What is needed: Transcribe the records below exactly as they appear.

(Data excerpts)
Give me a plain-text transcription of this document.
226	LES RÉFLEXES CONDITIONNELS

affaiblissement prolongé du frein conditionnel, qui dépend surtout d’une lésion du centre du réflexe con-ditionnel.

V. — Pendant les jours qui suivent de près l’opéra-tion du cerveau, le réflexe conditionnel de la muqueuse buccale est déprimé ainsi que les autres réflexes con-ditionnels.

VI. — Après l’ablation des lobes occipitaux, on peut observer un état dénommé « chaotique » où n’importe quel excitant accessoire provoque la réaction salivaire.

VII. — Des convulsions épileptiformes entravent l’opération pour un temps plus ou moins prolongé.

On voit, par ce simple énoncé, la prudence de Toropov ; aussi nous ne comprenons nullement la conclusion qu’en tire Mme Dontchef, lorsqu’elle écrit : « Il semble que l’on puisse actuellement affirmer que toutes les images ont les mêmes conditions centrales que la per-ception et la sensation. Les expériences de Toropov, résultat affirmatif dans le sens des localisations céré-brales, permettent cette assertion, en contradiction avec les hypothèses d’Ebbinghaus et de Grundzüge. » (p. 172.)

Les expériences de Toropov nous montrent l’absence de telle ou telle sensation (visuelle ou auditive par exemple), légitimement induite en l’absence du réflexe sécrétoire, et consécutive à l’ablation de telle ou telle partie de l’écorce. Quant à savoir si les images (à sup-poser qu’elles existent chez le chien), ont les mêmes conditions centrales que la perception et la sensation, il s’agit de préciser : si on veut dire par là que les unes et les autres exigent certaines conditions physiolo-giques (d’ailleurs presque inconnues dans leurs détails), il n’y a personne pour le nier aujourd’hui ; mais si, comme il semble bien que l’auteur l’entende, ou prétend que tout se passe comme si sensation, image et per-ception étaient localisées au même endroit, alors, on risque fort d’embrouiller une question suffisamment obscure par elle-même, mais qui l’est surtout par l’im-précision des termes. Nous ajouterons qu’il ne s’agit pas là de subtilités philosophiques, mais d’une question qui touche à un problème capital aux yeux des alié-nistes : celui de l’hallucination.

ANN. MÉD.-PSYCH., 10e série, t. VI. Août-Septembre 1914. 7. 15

Full solution:
Give me a plain-text transcription of this document.
226	LES RÉFLEXES CONDITIONNELS

affaiblissement prolongé du frein conditionnel, qui dépend surtout d’une lésion du centre du réflexe con-ditionnel.

V. — Pendant les jours qui suivent de près l’opéra-tion du cerveau, le réflexe conditionnel de la muqueuse buccale est déprimé ainsi que les autres réflexes con-ditionnels.

VI. — Après l’ablation des lobes occipitaux, on peut observer un état dénommé « chaotique » où n’importe quel excitant accessoire provoque la réaction salivaire.

VII. — Des convulsions épileptiformes entravent l’opération pour un temps plus ou moins prolongé.

On voit, par ce simple énoncé, la prudence de Toropov ; aussi nous ne comprenons nullement la conclusion qu’en tire Mme Dontchef, lorsqu’elle écrit : « Il semble que l’on puisse actuellement affirmer que toutes les images ont les mêmes conditions centrales que la per-ception et la sensation. Les expériences de Toropov, résultat affirmatif dans le sens des localisations céré-brales, permettent cette assertion, en contradiction avec les hypothèses d’Ebbinghaus et de Grundzüge. » (p. 172.)

Les expériences de Toropov nous montrent l’absence de telle ou telle sensation (visuelle ou auditive par exemple), légitimement induite en l’absence du réflexe sécrétoire, et consécutive à l’ablation de telle ou telle partie de l’écorce. Quant à savoir si les images (à sup-poser qu’elles existent chez le chien), ont les mêmes conditions centrales que la perception et la sensation, il s’agit de préciser : si on veut dire par là que les unes et les autres exigent certaines conditions physiolo-giques (d’ailleurs presque inconnues dans leurs détails), il n’y a personne pour le nier aujourd’hui ; mais si, comme il semble bien que l’auteur l’entende, ou prétend que tout se passe comme si sensation, image et per-ception étaient localisées au même endroit, alors, on risque fort d’embrouiller une question suffisamment obscure par elle-même, mais qui l’est surtout par l’im-précision des termes. Nous ajouterons qu’il ne s’agit pas là de subtilités philosophiques, mais d’une question qui touche à un problème capital aux yeux des alié-nistes : celui de l’hallucination.

ANN. MÉD.-PSYCH., 10e série, t. VI. Août-Septembre 1914. 7. 15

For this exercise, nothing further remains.